>> begin DATA FOR THIS EXERCISE
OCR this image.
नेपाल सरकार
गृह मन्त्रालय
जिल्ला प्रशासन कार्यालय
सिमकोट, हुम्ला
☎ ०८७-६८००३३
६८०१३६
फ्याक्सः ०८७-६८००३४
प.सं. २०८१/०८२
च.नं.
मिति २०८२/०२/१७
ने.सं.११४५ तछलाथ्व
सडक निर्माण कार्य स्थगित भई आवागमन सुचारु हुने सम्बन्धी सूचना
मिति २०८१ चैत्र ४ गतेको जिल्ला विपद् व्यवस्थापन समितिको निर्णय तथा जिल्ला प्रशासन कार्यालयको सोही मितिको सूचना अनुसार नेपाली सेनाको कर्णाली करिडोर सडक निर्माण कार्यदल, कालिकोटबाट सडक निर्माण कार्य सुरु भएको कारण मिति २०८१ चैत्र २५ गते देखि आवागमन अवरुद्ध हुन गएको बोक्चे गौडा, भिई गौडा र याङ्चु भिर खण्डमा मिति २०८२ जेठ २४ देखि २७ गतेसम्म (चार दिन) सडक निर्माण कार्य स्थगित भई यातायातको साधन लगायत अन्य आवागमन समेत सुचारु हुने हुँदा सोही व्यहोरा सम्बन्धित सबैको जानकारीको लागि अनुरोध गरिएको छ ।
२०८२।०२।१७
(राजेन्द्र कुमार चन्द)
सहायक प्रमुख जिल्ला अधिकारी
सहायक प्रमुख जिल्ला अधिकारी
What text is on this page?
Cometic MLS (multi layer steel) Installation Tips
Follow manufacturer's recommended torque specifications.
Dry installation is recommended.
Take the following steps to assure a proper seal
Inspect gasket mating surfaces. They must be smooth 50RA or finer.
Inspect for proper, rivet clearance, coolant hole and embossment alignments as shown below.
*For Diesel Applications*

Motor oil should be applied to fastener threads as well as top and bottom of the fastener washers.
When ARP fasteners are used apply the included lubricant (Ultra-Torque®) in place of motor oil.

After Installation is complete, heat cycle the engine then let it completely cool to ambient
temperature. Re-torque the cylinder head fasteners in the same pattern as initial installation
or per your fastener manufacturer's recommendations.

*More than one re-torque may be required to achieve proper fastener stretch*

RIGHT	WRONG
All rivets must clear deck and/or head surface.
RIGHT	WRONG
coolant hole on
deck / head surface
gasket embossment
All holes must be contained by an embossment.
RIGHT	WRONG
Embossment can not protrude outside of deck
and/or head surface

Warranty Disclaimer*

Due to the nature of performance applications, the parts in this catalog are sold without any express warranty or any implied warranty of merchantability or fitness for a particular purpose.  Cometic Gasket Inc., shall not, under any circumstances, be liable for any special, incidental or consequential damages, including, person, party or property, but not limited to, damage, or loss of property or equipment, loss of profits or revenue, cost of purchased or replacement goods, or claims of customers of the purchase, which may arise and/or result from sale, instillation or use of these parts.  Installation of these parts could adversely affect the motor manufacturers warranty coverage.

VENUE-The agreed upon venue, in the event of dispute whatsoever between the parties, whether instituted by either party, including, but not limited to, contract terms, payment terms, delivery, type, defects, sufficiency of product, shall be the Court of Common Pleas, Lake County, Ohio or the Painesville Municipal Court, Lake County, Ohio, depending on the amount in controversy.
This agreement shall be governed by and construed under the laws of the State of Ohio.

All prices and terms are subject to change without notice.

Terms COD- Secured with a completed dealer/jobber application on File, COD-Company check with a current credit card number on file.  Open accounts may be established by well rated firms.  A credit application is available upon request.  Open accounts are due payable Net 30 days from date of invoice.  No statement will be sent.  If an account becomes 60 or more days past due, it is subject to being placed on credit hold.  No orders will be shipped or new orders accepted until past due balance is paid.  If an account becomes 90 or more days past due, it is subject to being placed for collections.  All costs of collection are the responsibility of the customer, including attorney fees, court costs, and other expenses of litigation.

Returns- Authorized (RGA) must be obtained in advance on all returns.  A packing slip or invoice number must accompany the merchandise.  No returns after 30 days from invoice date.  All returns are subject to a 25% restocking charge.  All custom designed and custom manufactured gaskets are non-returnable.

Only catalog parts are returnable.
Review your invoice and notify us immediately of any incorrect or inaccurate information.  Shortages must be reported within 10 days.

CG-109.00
>> end DATA FOR THIS EXERCISE
>> begin DATA FOR THIS EXERCISE
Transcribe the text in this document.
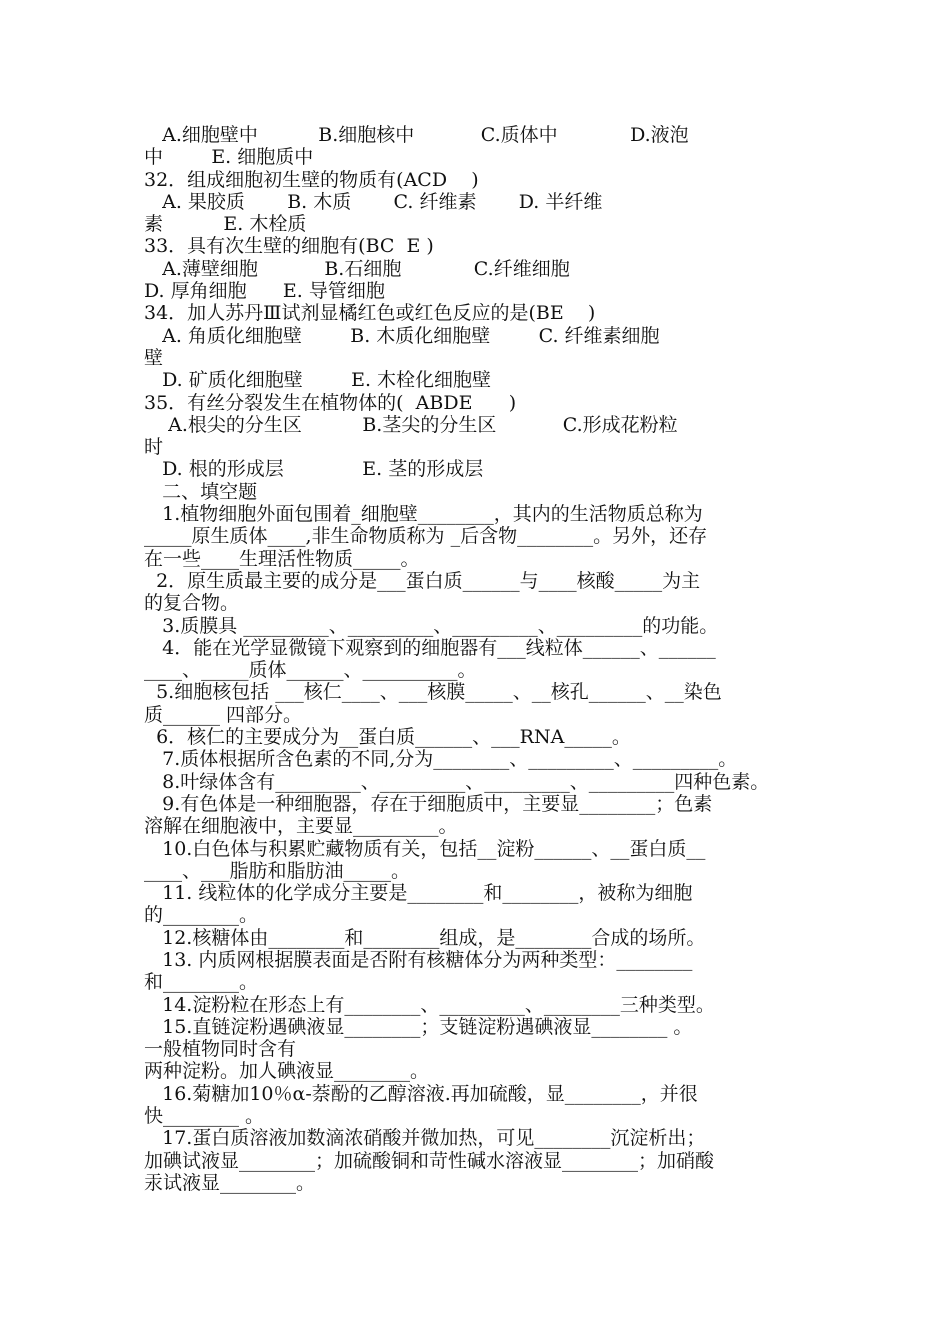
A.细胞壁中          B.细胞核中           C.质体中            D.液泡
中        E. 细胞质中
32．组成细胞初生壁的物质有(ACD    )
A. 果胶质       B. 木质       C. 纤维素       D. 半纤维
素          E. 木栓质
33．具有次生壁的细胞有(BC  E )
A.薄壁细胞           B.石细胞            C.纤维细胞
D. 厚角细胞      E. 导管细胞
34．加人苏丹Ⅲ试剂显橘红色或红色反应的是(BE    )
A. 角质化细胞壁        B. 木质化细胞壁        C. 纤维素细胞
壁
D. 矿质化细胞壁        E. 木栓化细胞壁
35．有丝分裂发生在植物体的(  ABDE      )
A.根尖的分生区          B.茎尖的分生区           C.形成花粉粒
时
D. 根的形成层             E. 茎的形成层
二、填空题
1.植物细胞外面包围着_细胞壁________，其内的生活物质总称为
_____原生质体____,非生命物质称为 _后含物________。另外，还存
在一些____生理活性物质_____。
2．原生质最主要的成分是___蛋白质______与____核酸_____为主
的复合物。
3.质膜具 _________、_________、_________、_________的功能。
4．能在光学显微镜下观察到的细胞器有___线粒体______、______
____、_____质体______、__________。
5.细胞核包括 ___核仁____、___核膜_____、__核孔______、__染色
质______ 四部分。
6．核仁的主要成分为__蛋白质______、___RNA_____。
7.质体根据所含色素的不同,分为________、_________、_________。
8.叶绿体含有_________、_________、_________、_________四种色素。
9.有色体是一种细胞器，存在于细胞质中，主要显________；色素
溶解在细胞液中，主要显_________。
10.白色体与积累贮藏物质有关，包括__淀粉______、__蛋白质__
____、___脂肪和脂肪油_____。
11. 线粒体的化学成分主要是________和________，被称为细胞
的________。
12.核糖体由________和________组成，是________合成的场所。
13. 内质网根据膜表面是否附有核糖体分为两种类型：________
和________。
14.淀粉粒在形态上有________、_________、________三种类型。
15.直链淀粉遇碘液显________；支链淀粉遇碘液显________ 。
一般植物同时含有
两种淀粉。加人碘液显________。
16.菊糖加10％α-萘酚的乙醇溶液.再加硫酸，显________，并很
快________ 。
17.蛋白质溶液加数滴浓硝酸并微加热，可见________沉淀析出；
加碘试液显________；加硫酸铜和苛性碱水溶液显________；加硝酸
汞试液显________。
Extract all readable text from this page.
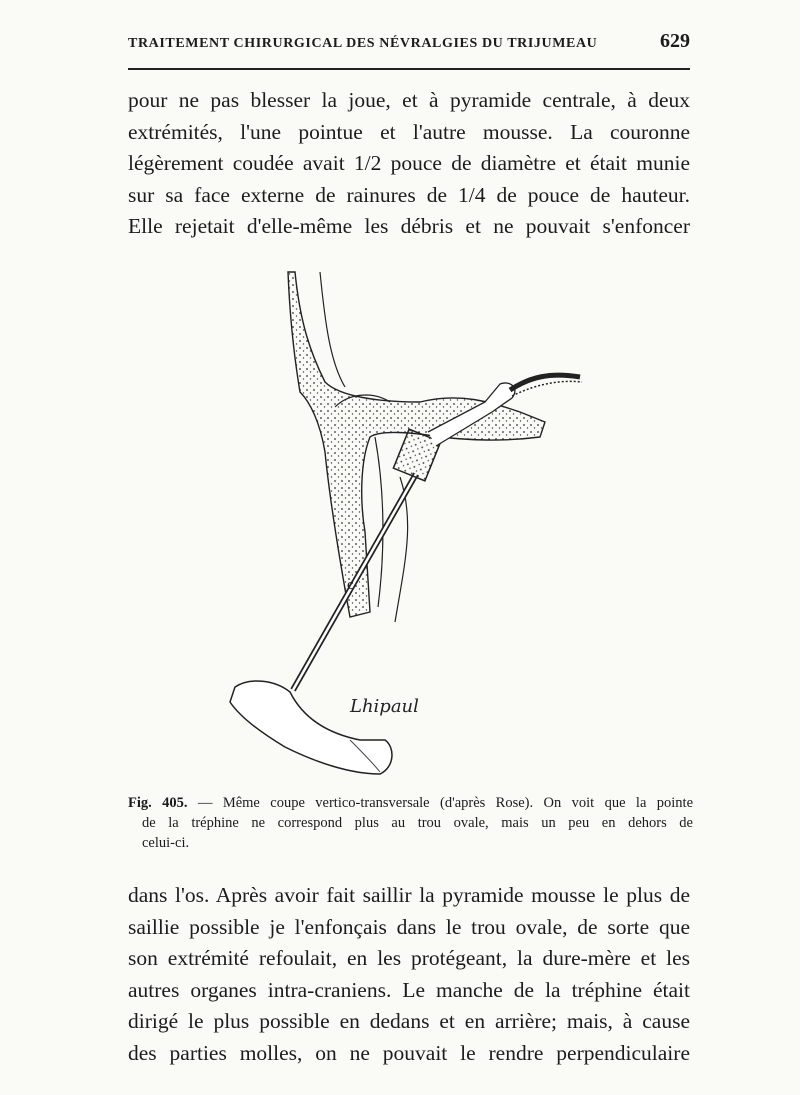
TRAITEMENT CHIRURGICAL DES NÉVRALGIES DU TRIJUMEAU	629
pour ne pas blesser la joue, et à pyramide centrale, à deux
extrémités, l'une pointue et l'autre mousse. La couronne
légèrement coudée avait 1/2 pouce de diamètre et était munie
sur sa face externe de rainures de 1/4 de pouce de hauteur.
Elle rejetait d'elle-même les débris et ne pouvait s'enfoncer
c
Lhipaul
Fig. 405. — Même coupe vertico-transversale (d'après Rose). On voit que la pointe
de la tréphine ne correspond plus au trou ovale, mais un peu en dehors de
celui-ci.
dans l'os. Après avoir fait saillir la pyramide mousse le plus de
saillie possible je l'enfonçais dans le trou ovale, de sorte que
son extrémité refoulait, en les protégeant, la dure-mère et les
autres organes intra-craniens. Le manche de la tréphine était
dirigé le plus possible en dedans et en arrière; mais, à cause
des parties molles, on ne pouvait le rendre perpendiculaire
>> end DATA FOR THIS EXERCISE
TASK DIRECTIONS:
Keep only the lines that hold the string "without", and copy them out.

OUTPUT FOR THIS TASK:
Due to the nature of performance applications, the parts in this catalog are sold without any express warranty or any implied warranty of merchantability or fitness for a particular purpose.  Cometic Gasket Inc., shall not, under any circumstances, be liable for any special, incidental or consequential damages, including, person, party or property, but not limited to, damage, or loss of property or equipment, loss of profits or revenue, cost of purchased or replacement goods, or claims of customers of the purchase, which may arise and/or result from sale, instillation or use of these parts.  Installation of these parts could adversely affect the motor manufacturers warranty coverage.
All prices and terms are subject to change without notice.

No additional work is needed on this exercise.